=== Written task ===
Pull out every line with the word "equivalent" from the entries below.

Dataset entries on figures
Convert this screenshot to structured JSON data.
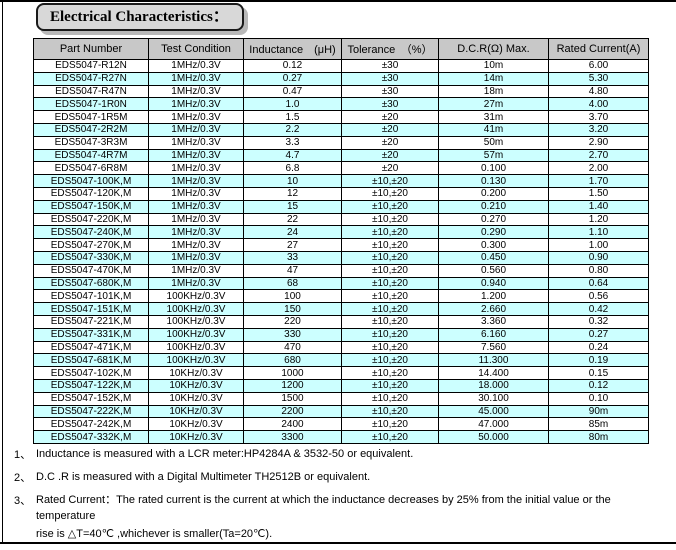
{
  "page": {
    "title": "Electrical Characteristics："
  },
  "colors": {
    "row_alt_cyan": "#ccffff",
    "header_gray": "#c8c8c8",
    "title_box_gray": "#d8d8d8",
    "border_black": "#000000"
  },
  "table": {
    "headers": [
      "Part Number",
      "Test Condition",
      "Inductance　(μH)",
      "Tolerance　（%）",
      "D.C.R(Ω) Max.",
      "Rated Current(A)"
    ],
    "rows": [
      [
        "EDS5047-R12N",
        "1MHz/0.3V",
        "0.12",
        "±30",
        "10m",
        "6.00"
      ],
      [
        "EDS5047-R27N",
        "1MHz/0.3V",
        "0.27",
        "±30",
        "14m",
        "5.30"
      ],
      [
        "EDS5047-R47N",
        "1MHz/0.3V",
        "0.47",
        "±30",
        "18m",
        "4.80"
      ],
      [
        "EDS5047-1R0N",
        "1MHz/0.3V",
        "1.0",
        "±30",
        "27m",
        "4.00"
      ],
      [
        "EDS5047-1R5M",
        "1MHz/0.3V",
        "1.5",
        "±20",
        "31m",
        "3.70"
      ],
      [
        "EDS5047-2R2M",
        "1MHz/0.3V",
        "2.2",
        "±20",
        "41m",
        "3.20"
      ],
      [
        "EDS5047-3R3M",
        "1MHz/0.3V",
        "3.3",
        "±20",
        "50m",
        "2.90"
      ],
      [
        "EDS5047-4R7M",
        "1MHz/0.3V",
        "4.7",
        "±20",
        "57m",
        "2.70"
      ],
      [
        "EDS5047-6R8M",
        "1MHz/0.3V",
        "6.8",
        "±20",
        "0.100",
        "2.00"
      ],
      [
        "EDS5047-100K,M",
        "1MHz/0.3V",
        "10",
        "±10,±20",
        "0.130",
        "1.70"
      ],
      [
        "EDS5047-120K,M",
        "1MHz/0.3V",
        "12",
        "±10,±20",
        "0.200",
        "1.50"
      ],
      [
        "EDS5047-150K,M",
        "1MHz/0.3V",
        "15",
        "±10,±20",
        "0.210",
        "1.40"
      ],
      [
        "EDS5047-220K,M",
        "1MHz/0.3V",
        "22",
        "±10,±20",
        "0.270",
        "1.20"
      ],
      [
        "EDS5047-240K,M",
        "1MHz/0.3V",
        "24",
        "±10,±20",
        "0.290",
        "1.10"
      ],
      [
        "EDS5047-270K,M",
        "1MHz/0.3V",
        "27",
        "±10,±20",
        "0.300",
        "1.00"
      ],
      [
        "EDS5047-330K,M",
        "1MHz/0.3V",
        "33",
        "±10,±20",
        "0.450",
        "0.90"
      ],
      [
        "EDS5047-470K,M",
        "1MHz/0.3V",
        "47",
        "±10,±20",
        "0.560",
        "0.80"
      ],
      [
        "EDS5047-680K,M",
        "1MHz/0.3V",
        "68",
        "±10,±20",
        "0.940",
        "0.64"
      ],
      [
        "EDS5047-101K,M",
        "100KHz/0.3V",
        "100",
        "±10,±20",
        "1.200",
        "0.56"
      ],
      [
        "EDS5047-151K,M",
        "100KHz/0.3V",
        "150",
        "±10,±20",
        "2.660",
        "0.42"
      ],
      [
        "EDS5047-221K,M",
        "100KHz/0.3V",
        "220",
        "±10,±20",
        "3.360",
        "0.32"
      ],
      [
        "EDS5047-331K,M",
        "100KHz/0.3V",
        "330",
        "±10,±20",
        "6.160",
        "0.27"
      ],
      [
        "EDS5047-471K,M",
        "100KHz/0.3V",
        "470",
        "±10,±20",
        "7.560",
        "0.24"
      ],
      [
        "EDS5047-681K,M",
        "100KHz/0.3V",
        "680",
        "±10,±20",
        "11.300",
        "0.19"
      ],
      [
        "EDS5047-102K,M",
        "10KHz/0.3V",
        "1000",
        "±10,±20",
        "14.400",
        "0.15"
      ],
      [
        "EDS5047-122K,M",
        "10KHz/0.3V",
        "1200",
        "±10,±20",
        "18.000",
        "0.12"
      ],
      [
        "EDS5047-152K,M",
        "10KHz/0.3V",
        "1500",
        "±10,±20",
        "30.100",
        "0.10"
      ],
      [
        "EDS5047-222K,M",
        "10KHz/0.3V",
        "2200",
        "±10,±20",
        "45.000",
        "90m"
      ],
      [
        "EDS5047-242K,M",
        "10KHz/0.3V",
        "2400",
        "±10,±20",
        "47.000",
        "85m"
      ],
      [
        "EDS5047-332K,M",
        "10KHz/0.3V",
        "3300",
        "±10,±20",
        "50.000",
        "80m"
      ]
    ]
  },
  "notes": [
    {
      "marker": "1、",
      "line1": "Inductance is measured with a LCR meter:HP4284A & 3532-50 or equivalent.",
      "line2": ""
    },
    {
      "marker": "2、",
      "line1": "D.C .R is measured with a Digital Multimeter TH2512B or equivalent.",
      "line2": ""
    },
    {
      "marker": "3、",
      "line1": "Rated Current：The rated current is the current at which the inductance decreases by 25% from the initial value or the temperature",
      "line2": "rise is △T=40℃ ,whichever is smaller(Ta=20℃)."
    }
  ]
}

=== Finished exercise ===
      "line1": "Inductance is measured with a LCR meter:HP4284A & 3532-50 or equivalent.",
      "line1": "D.C .R is measured with a Digital Multimeter TH2512B or equivalent.",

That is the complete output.